**Work to do**
Gather all lines in the records below that include the word "ECONOMÍA".

**Supplied data**

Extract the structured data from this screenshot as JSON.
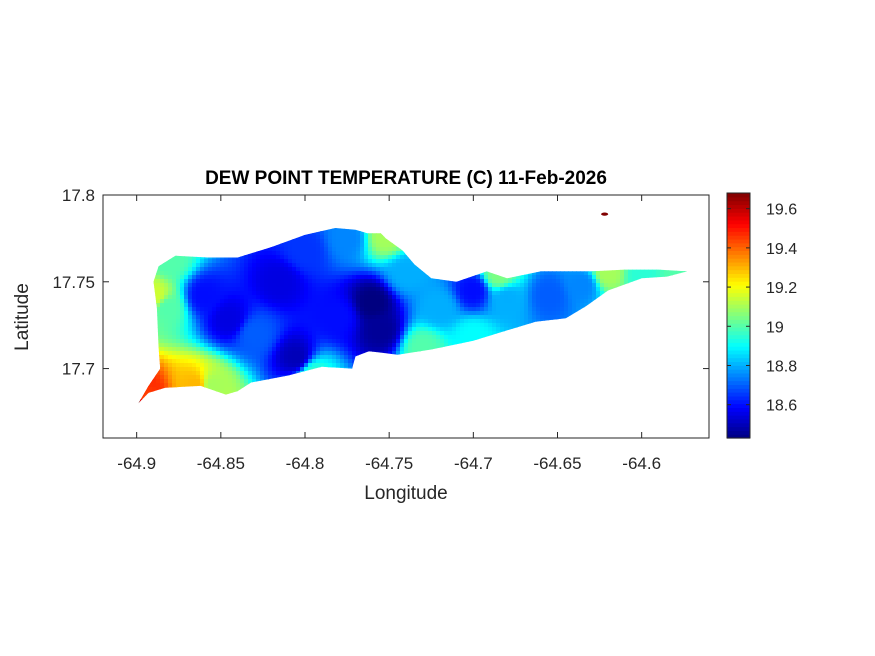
{
  "chart_data": {
    "type": "heatmap",
    "title": "DEW POINT TEMPERATURE (C) 11-Feb-2026",
    "xlabel": "Longitude",
    "ylabel": "Latitude",
    "xlim": [
      -64.92,
      -64.56
    ],
    "ylim": [
      17.66,
      17.8
    ],
    "x_ticks": [
      -64.9,
      -64.85,
      -64.8,
      -64.75,
      -64.7,
      -64.65,
      -64.6
    ],
    "x_tick_labels": [
      "-64.9",
      "-64.85",
      "-64.8",
      "-64.75",
      "-64.7",
      "-64.65",
      "-64.6"
    ],
    "y_ticks": [
      17.7,
      17.75,
      17.8
    ],
    "y_tick_labels": [
      "17.7",
      "17.75",
      "17.8"
    ],
    "colormap": "jet",
    "colorbar": {
      "clim": [
        18.43,
        19.68
      ],
      "ticks": [
        18.6,
        18.8,
        19.0,
        19.2,
        19.4,
        19.6
      ],
      "tick_labels": [
        "18.6",
        "18.8",
        "19",
        "19.2",
        "19.4",
        "19.6"
      ],
      "location": "east"
    },
    "island_outline": [
      [
        -64.899,
        17.68
      ],
      [
        -64.893,
        17.686
      ],
      [
        -64.883,
        17.689
      ],
      [
        -64.862,
        17.69
      ],
      [
        -64.847,
        17.685
      ],
      [
        -64.84,
        17.687
      ],
      [
        -64.832,
        17.692
      ],
      [
        -64.81,
        17.696
      ],
      [
        -64.79,
        17.701
      ],
      [
        -64.772,
        17.7
      ],
      [
        -64.77,
        17.707
      ],
      [
        -64.762,
        17.71
      ],
      [
        -64.745,
        17.708
      ],
      [
        -64.725,
        17.711
      ],
      [
        -64.7,
        17.716
      ],
      [
        -64.68,
        17.722
      ],
      [
        -64.663,
        17.727
      ],
      [
        -64.645,
        17.729
      ],
      [
        -64.633,
        17.736
      ],
      [
        -64.62,
        17.745
      ],
      [
        -64.6,
        17.752
      ],
      [
        -64.585,
        17.753
      ],
      [
        -64.573,
        17.756
      ],
      [
        -64.59,
        17.757
      ],
      [
        -64.61,
        17.757
      ],
      [
        -64.63,
        17.756
      ],
      [
        -64.66,
        17.756
      ],
      [
        -64.68,
        17.752
      ],
      [
        -64.692,
        17.756
      ],
      [
        -64.71,
        17.75
      ],
      [
        -64.725,
        17.752
      ],
      [
        -64.735,
        17.76
      ],
      [
        -64.742,
        17.768
      ],
      [
        -64.752,
        17.775
      ],
      [
        -64.755,
        17.778
      ],
      [
        -64.763,
        17.778
      ],
      [
        -64.77,
        17.78
      ],
      [
        -64.782,
        17.781
      ],
      [
        -64.8,
        17.777
      ],
      [
        -64.82,
        17.77
      ],
      [
        -64.84,
        17.764
      ],
      [
        -64.858,
        17.764
      ],
      [
        -64.877,
        17.765
      ],
      [
        -64.887,
        17.759
      ],
      [
        -64.89,
        17.75
      ],
      [
        -64.888,
        17.735
      ],
      [
        -64.887,
        17.712
      ],
      [
        -64.886,
        17.7
      ],
      [
        -64.893,
        17.69
      ],
      [
        -64.899,
        17.68
      ]
    ],
    "temperature_field": [
      {
        "lon": -64.9,
        "lat": 17.68,
        "value": 19.68
      },
      {
        "lon": -64.895,
        "lat": 17.684,
        "value": 19.45
      },
      {
        "lon": -64.889,
        "lat": 17.742,
        "value": 19.15
      },
      {
        "lon": -64.882,
        "lat": 17.735,
        "value": 19.0
      },
      {
        "lon": -64.88,
        "lat": 17.762,
        "value": 19.0
      },
      {
        "lon": -64.865,
        "lat": 17.69,
        "value": 19.3
      },
      {
        "lon": -64.855,
        "lat": 17.69,
        "value": 19.1
      },
      {
        "lon": -64.86,
        "lat": 17.742,
        "value": 18.6
      },
      {
        "lon": -64.845,
        "lat": 17.728,
        "value": 18.55
      },
      {
        "lon": -64.83,
        "lat": 17.72,
        "value": 18.7
      },
      {
        "lon": -64.815,
        "lat": 17.75,
        "value": 18.55
      },
      {
        "lon": -64.805,
        "lat": 17.706,
        "value": 18.5
      },
      {
        "lon": -64.8,
        "lat": 17.768,
        "value": 18.65
      },
      {
        "lon": -64.795,
        "lat": 17.697,
        "value": 18.95
      },
      {
        "lon": -64.78,
        "lat": 17.73,
        "value": 18.6
      },
      {
        "lon": -64.775,
        "lat": 17.775,
        "value": 18.75
      },
      {
        "lon": -64.76,
        "lat": 17.738,
        "value": 18.43
      },
      {
        "lon": -64.755,
        "lat": 17.722,
        "value": 18.46
      },
      {
        "lon": -64.752,
        "lat": 17.776,
        "value": 19.1
      },
      {
        "lon": -64.74,
        "lat": 17.755,
        "value": 18.8
      },
      {
        "lon": -64.73,
        "lat": 17.712,
        "value": 19.0
      },
      {
        "lon": -64.72,
        "lat": 17.735,
        "value": 18.8
      },
      {
        "lon": -64.7,
        "lat": 17.745,
        "value": 18.6
      },
      {
        "lon": -64.7,
        "lat": 17.718,
        "value": 18.9
      },
      {
        "lon": -64.68,
        "lat": 17.74,
        "value": 18.8
      },
      {
        "lon": -64.655,
        "lat": 17.742,
        "value": 18.7
      },
      {
        "lon": -64.635,
        "lat": 17.748,
        "value": 18.75
      },
      {
        "lon": -64.685,
        "lat": 17.754,
        "value": 19.05
      },
      {
        "lon": -64.62,
        "lat": 17.755,
        "value": 19.1
      },
      {
        "lon": -64.6,
        "lat": 17.754,
        "value": 18.95
      },
      {
        "lon": -64.578,
        "lat": 17.755,
        "value": 19.0
      },
      {
        "lon": -64.622,
        "lat": 17.789,
        "value": 19.68
      }
    ]
  }
}
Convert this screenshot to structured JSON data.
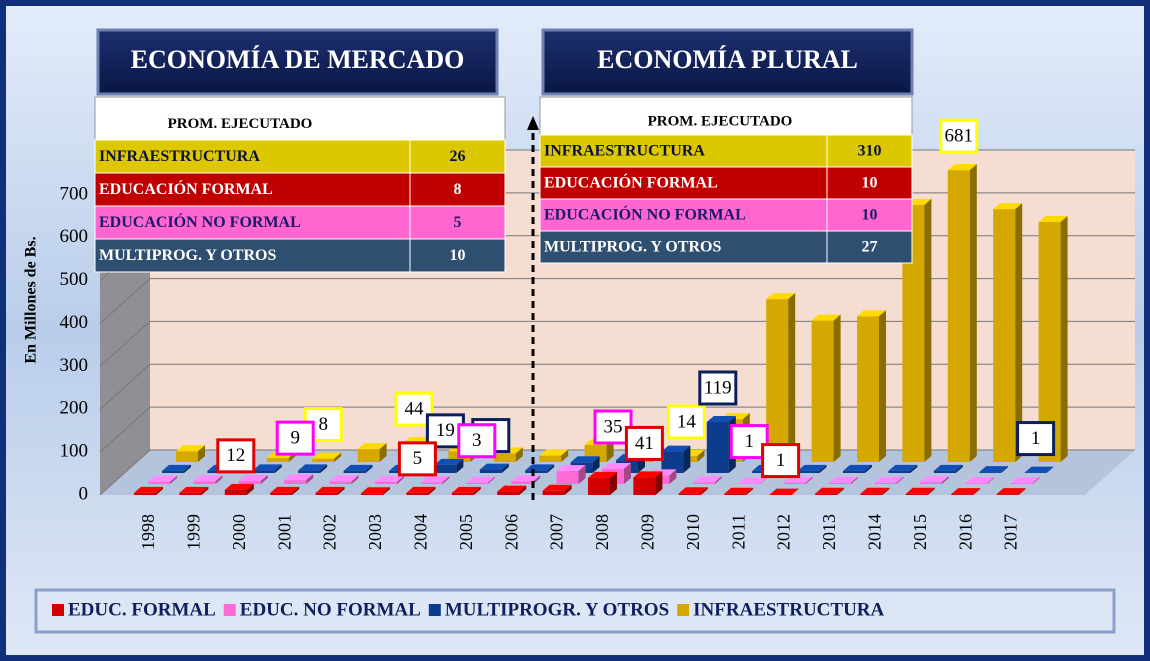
{
  "chart_data": {
    "type": "bar3d",
    "y_label": "En Millones de Bs.",
    "categories": [
      "1998",
      "1999",
      "2000",
      "2001",
      "2002",
      "2003",
      "2004",
      "2005",
      "2006",
      "2007",
      "2008",
      "2009",
      "2010",
      "2011",
      "2012",
      "2013",
      "2014",
      "2015",
      "2016",
      "2017"
    ],
    "series": [
      {
        "name": "EDUC. FORMAL",
        "color": "#d00000",
        "values": [
          5,
          5,
          12,
          5,
          5,
          4,
          5,
          5,
          8,
          10,
          40,
          41,
          4,
          3,
          1,
          3,
          3,
          3,
          2,
          2
        ],
        "labeled": [
          2,
          6,
          11,
          14
        ]
      },
      {
        "name": "EDUC. NO FORMAL",
        "color": "#ff6ad5",
        "values": [
          5,
          6,
          7,
          9,
          6,
          5,
          4,
          3,
          6,
          30,
          35,
          20,
          4,
          1,
          3,
          3,
          3,
          4,
          2,
          2
        ],
        "labeled": [
          3,
          7,
          10,
          13
        ]
      },
      {
        "name": "MULTIPROGR. Y OTROS",
        "color": "#0d3c8c",
        "values": [
          5,
          5,
          6,
          6,
          5,
          5,
          19,
          8,
          6,
          25,
          30,
          50,
          119,
          5,
          5,
          5,
          5,
          5,
          2,
          1
        ],
        "labeled": [
          6,
          7,
          12,
          19
        ]
      },
      {
        "name": "INFRAESTRUCTURA",
        "color": "#d4a800",
        "values": [
          25,
          10,
          10,
          8,
          30,
          44,
          25,
          20,
          15,
          40,
          20,
          14,
          100,
          380,
          330,
          340,
          600,
          681,
          590,
          560
        ],
        "labeled": [
          3,
          5,
          11,
          17
        ]
      }
    ],
    "ylim": [
      0,
      700
    ],
    "yticks": [
      0,
      100,
      200,
      300,
      400,
      500,
      600,
      700
    ],
    "legend": "bottom"
  },
  "panels": [
    {
      "title": "ECONOMÍA DE MERCADO",
      "header": "PROM. EJECUTADO",
      "rows": [
        [
          "INFRAESTRUCTURA",
          26
        ],
        [
          "EDUCACIÓN FORMAL",
          8
        ],
        [
          "EDUCACIÓN NO FORMAL",
          5
        ],
        [
          "MULTIPROG. Y OTROS",
          10
        ]
      ]
    },
    {
      "title": "ECONOMÍA PLURAL",
      "header": "PROM. EJECUTADO",
      "rows": [
        [
          "INFRAESTRUCTURA",
          310
        ],
        [
          "EDUCACIÓN FORMAL",
          10
        ],
        [
          "EDUCACIÓN NO FORMAL",
          10
        ],
        [
          "MULTIPROG. Y OTROS",
          27
        ]
      ]
    }
  ]
}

**Output for this exercise**
      "title": "ECONOMÍA DE MERCADO",
      "title": "ECONOMÍA PLURAL",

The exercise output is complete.